### GOAL
Please output the data lines exactly as they appear, starting at the line that contains "- participant-name-tag: Nick: [551, 544, 631, 596]" and ending after the line that contains "- channel-avatar[interactable]: FRED".

### MATERIALS PROVIDED
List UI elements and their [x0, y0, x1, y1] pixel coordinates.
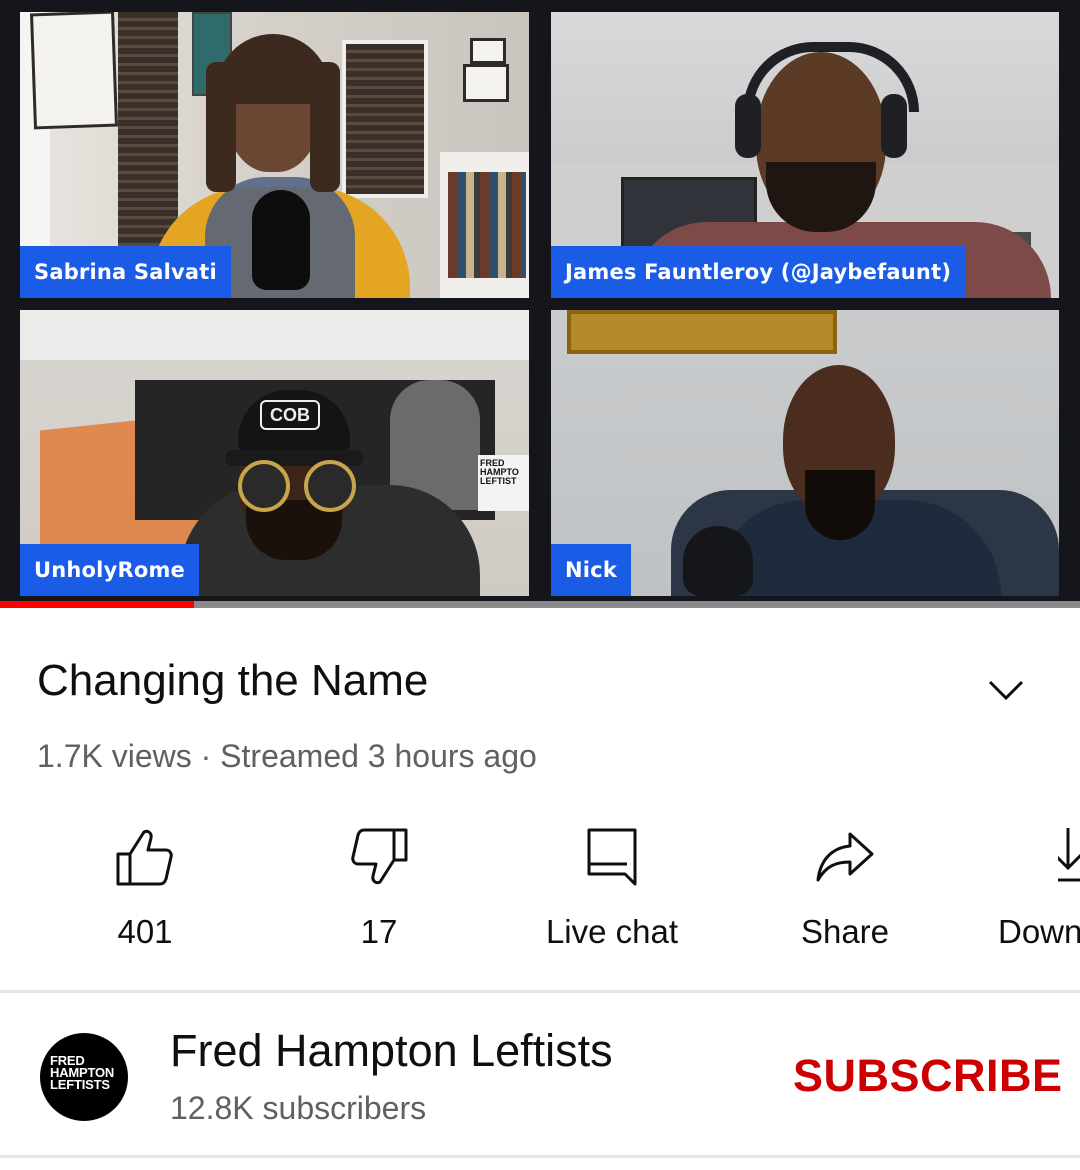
- participant-name-tag: Nick: [551, 544, 631, 596]
- live-chat-label: Live chat: [545, 913, 679, 950]
- action-bar: 401 17 Live chat Share Down: [0, 820, 1080, 970]
- participant-tile-2: James Fauntleroy (@Jaybefaunt): [551, 12, 1059, 298]
- participant-name-tag: Sabrina Salvati: [20, 246, 231, 298]
- video-progress-played: [0, 601, 195, 608]
- share-icon: [816, 832, 874, 882]
- meta-separator: ·: [200, 738, 212, 774]
- download-label: Down: [998, 913, 1080, 950]
- participant-tile-1: Sabrina Salvati: [20, 12, 529, 298]
- channel-name[interactable]: Fred Hampton Leftists: [170, 1025, 613, 1077]
- download-icon: [1058, 828, 1080, 882]
- participant-name-tag: James Fauntleroy (@Jaybefaunt): [551, 246, 966, 298]
- thumbs-down-icon: [351, 828, 408, 885]
- live-chat-button[interactable]: Live chat: [512, 820, 712, 970]
- video-player[interactable]: Sabrina Salvati James Fauntleroy (@Jaybe…: [0, 0, 1080, 608]
- dislike-count: 17: [360, 913, 398, 950]
- share-button[interactable]: Share: [745, 820, 945, 970]
- video-meta[interactable]: 1.7K views · Streamed 3 hours ago: [37, 738, 537, 775]
- bottom-divider: [0, 1155, 1080, 1158]
- chevron-down-icon[interactable]: [984, 670, 1028, 710]
- share-label: Share: [800, 913, 890, 950]
- subscribe-button[interactable]: SUBSCRIBE: [793, 1050, 1063, 1102]
- dislike-button[interactable]: 17: [279, 820, 479, 970]
- like-button[interactable]: 401: [45, 820, 245, 970]
- cap-logo: COB: [260, 400, 320, 430]
- channel-avatar[interactable]: FRED HAMPTON LEFTISTS: [40, 1033, 128, 1121]
- video-progress-bar[interactable]: [0, 601, 1080, 608]
- like-count: 401: [117, 913, 173, 950]
- live-chat-icon: [587, 828, 637, 886]
- stream-time: Streamed 3 hours ago: [220, 738, 537, 774]
- participant-tile-3: FRED HAMPTO LEFTIST COB UnholyRome: [20, 310, 529, 596]
- view-count: 1.7K views: [37, 738, 192, 774]
- download-button[interactable]: Down: [978, 820, 1080, 970]
- subscriber-count: 12.8K subscribers: [170, 1090, 427, 1126]
- video-title[interactable]: Changing the Name: [37, 656, 428, 706]
- poster-logo: FRED HAMPTO LEFTIST: [478, 455, 529, 511]
- section-divider: [0, 990, 1080, 993]
- thumbs-up-icon: [116, 829, 173, 886]
- avatar-logo-text: FRED HAMPTON LEFTISTS: [50, 1053, 115, 1092]
- participant-name-tag: UnholyRome: [20, 544, 199, 596]
- participant-tile-4: Nick: [551, 310, 1059, 596]
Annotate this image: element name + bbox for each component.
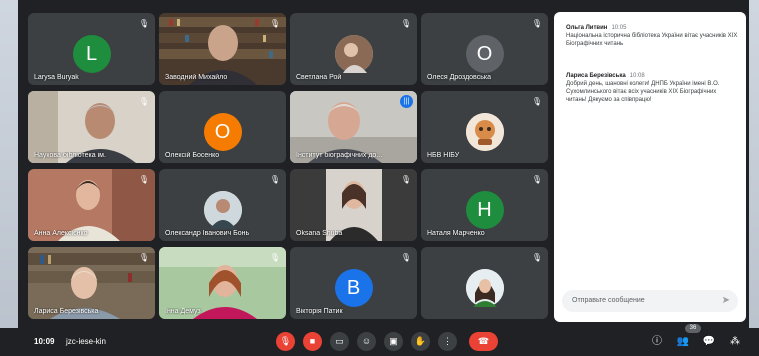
present-icon[interactable]: ▣ (384, 332, 403, 351)
end-call-icon[interactable]: ☎ (469, 332, 498, 351)
mic-off-icon: 🎙 (531, 175, 543, 184)
message-time: 10:08 (629, 73, 645, 79)
chat-input[interactable]: Отправьте сообщение ➤ (562, 290, 738, 312)
meeting-controls-bar: 10:09 jzc-iese-kin 🎙 ■ ▭ ☺ ▣ ✋ ⋮ ☎ ⓘ 👥 💬… (0, 328, 759, 356)
avatar (203, 191, 242, 229)
participant-name: Олеся Дроздовська (427, 74, 491, 81)
participant-name: Олексій Босенко (165, 152, 220, 159)
avatar: О (465, 35, 504, 73)
chat-icon[interactable]: 💬 (700, 332, 718, 351)
participant-count-badge: 36 (685, 324, 701, 333)
speaking-indicator-icon: ||| (400, 95, 413, 108)
mic-off-icon: 🎙 (269, 19, 281, 28)
mic-off-icon: 🎙 (400, 253, 412, 262)
raise-hand-icon[interactable]: ✋ (411, 332, 430, 351)
participant-tile[interactable]: 🎙 Наукова бібліотека ім. (28, 91, 155, 163)
participant-tile-active-speaker[interactable]: ||| Інститут біографічних до... (290, 91, 417, 163)
meet-screen: L 🎙 Larysa Buryak 🎙 Заводний Михайло 🎙 С… (0, 0, 759, 356)
chat-input-placeholder: Отправьте сообщение (572, 297, 645, 304)
chat-panel: Ольга Литвин 10:05 Національна історична … (554, 12, 746, 322)
meeting-clock: 10:09 (34, 337, 55, 346)
activities-icon[interactable]: ⁂ (726, 332, 744, 351)
participant-name: Інна Демуз (165, 308, 201, 315)
participant-name: Светлана Рой (296, 74, 342, 81)
participant-tile[interactable]: О Олексій Босенко (159, 91, 286, 163)
mic-off-icon: 🎙 (138, 175, 150, 184)
mic-off-icon: 🎙 (138, 253, 150, 262)
avatar: Н (465, 191, 504, 229)
avatar: L (72, 35, 111, 73)
chat-message: Лариса Березівська 10:08 Добрий день, шан… (566, 72, 738, 104)
avatar (334, 35, 373, 73)
avatar (465, 269, 504, 307)
people-icon[interactable]: 👥 (674, 332, 692, 351)
message-time: 10:05 (611, 25, 627, 31)
camera-off-icon[interactable]: ■ (303, 332, 322, 351)
participant-name: Олександр Іванович Бонь (165, 230, 250, 237)
emoji-icon[interactable]: ☺ (357, 332, 376, 351)
participant-name: Заводний Михайло (165, 74, 228, 81)
participant-name: Наталя Марченко (427, 230, 485, 237)
participant-tile[interactable]: 🎙 Інна Демуз (159, 247, 286, 319)
participant-tile[interactable]: 🎙 Заводний Михайло (159, 13, 286, 85)
participant-name: Наукова бібліотека ім. (34, 152, 106, 159)
message-text: Національна історична бібліотека України… (566, 33, 738, 47)
mic-off-icon: 🎙 (531, 97, 543, 106)
mic-off-icon: 🎙 (269, 253, 281, 262)
participant-tile[interactable]: О 🎙 Олеся Дроздовська (421, 13, 548, 85)
message-sender: Ольга Литвин (566, 25, 608, 31)
mic-off-icon: 🎙 (138, 19, 150, 28)
participant-tile[interactable]: 🎙 НБВ НІБУ (421, 91, 548, 163)
avatar: О (203, 113, 242, 151)
participant-name: Лариса Березівська (34, 308, 99, 315)
participant-tile[interactable]: Н 🎙 Наталя Марченко (421, 169, 548, 241)
mic-off-icon: 🎙 (138, 97, 150, 106)
left-screen-border (0, 0, 18, 356)
avatar (465, 113, 504, 151)
participant-tile[interactable]: 🎙 Светлана Рой (290, 13, 417, 85)
chat-message: Ольга Литвин 10:05 Національна історична … (566, 24, 738, 48)
participant-name: Larysa Buryak (34, 74, 79, 81)
participant-name: Вікторія Патик (296, 308, 343, 315)
mic-off-icon: 🎙 (531, 253, 543, 262)
avatar: В (334, 269, 373, 307)
participant-name: Анна Алексієнко (34, 230, 88, 237)
participant-tile[interactable]: 🎙 Олександр Іванович Бонь (159, 169, 286, 241)
participant-tile[interactable]: 🎙 Oksana Shuba (290, 169, 417, 241)
info-icon[interactable]: ⓘ (648, 332, 666, 351)
mic-off-icon[interactable]: 🎙 (276, 332, 295, 351)
participant-tile[interactable]: В 🎙 Вікторія Патик (290, 247, 417, 319)
participant-tile[interactable]: L 🎙 Larysa Buryak (28, 13, 155, 85)
more-options-icon[interactable]: ⋮ (438, 332, 457, 351)
participant-tile[interactable]: 🎙 Лариса Березівська (28, 247, 155, 319)
message-text: Добрий день, шановні колеги! ДНПБ Україн… (566, 81, 720, 103)
right-screen-border (749, 0, 759, 356)
mic-off-icon: 🎙 (531, 19, 543, 28)
message-sender: Лариса Березівська (566, 73, 626, 79)
captions-icon[interactable]: ▭ (330, 332, 349, 351)
participant-name: Інститут біографічних до... (296, 152, 383, 159)
participant-name: Oksana Shuba (296, 230, 343, 237)
participant-tile[interactable]: 🎙 Анна Алексієнко (28, 169, 155, 241)
mic-off-icon: 🎙 (269, 175, 281, 184)
participant-tile[interactable]: 🎙 (421, 247, 548, 319)
participant-name: НБВ НІБУ (427, 152, 460, 159)
send-icon[interactable]: ➤ (722, 290, 730, 312)
mic-off-icon: 🎙 (400, 175, 412, 184)
mic-off-icon: 🎙 (400, 19, 412, 28)
meeting-code: jzc-iese-kin (66, 337, 107, 346)
participant-grid: L 🎙 Larysa Buryak 🎙 Заводний Михайло 🎙 С… (24, 10, 548, 324)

### ANSWER IN FULL
- participant-name-tag: Nick: [551, 544, 631, 596]
- live-chat-label: Live chat: [545, 913, 679, 950]
- action-bar: 401 17 Live chat Share Down: [0, 820, 1080, 970]
- participant-tile-2: James Fauntleroy (@Jaybefaunt): [551, 12, 1059, 298]
- participant-name-tag: Sabrina Salvati: [20, 246, 231, 298]
- video-progress-played: [0, 601, 195, 608]
- share-icon: [816, 832, 874, 882]
- meta-separator: ·: [200, 738, 212, 774]
- download-label: Down: [998, 913, 1080, 950]
- participant-tile-1: Sabrina Salvati: [20, 12, 529, 298]
- channel-name[interactable]: Fred Hampton Leftists: [170, 1025, 613, 1077]
- download-icon: [1058, 828, 1080, 882]
- participant-name-tag: James Fauntleroy (@Jaybefaunt): [551, 246, 966, 298]
- thumbs-down-icon: [351, 828, 408, 885]
- live-chat-button[interactable]: Live chat: [512, 820, 712, 970]
- video-player[interactable]: Sabrina Salvati James Fauntleroy (@Jaybe…: [0, 0, 1080, 608]
- dislike-count: 17: [360, 913, 398, 950]
- share-button[interactable]: Share: [745, 820, 945, 970]
- video-meta[interactable]: 1.7K views · Streamed 3 hours ago: [37, 738, 537, 775]
- bottom-divider: [0, 1155, 1080, 1158]
- chevron-down-icon[interactable]: [984, 670, 1028, 710]
- share-label: Share: [800, 913, 890, 950]
- subscribe-button[interactable]: SUBSCRIBE: [793, 1050, 1063, 1102]
- dislike-button[interactable]: 17: [279, 820, 479, 970]
- like-button[interactable]: 401: [45, 820, 245, 970]
- cap-logo: COB: [260, 400, 320, 430]
- channel-avatar[interactable]: FRED HAMPTON LEFTISTS: [40, 1033, 128, 1121]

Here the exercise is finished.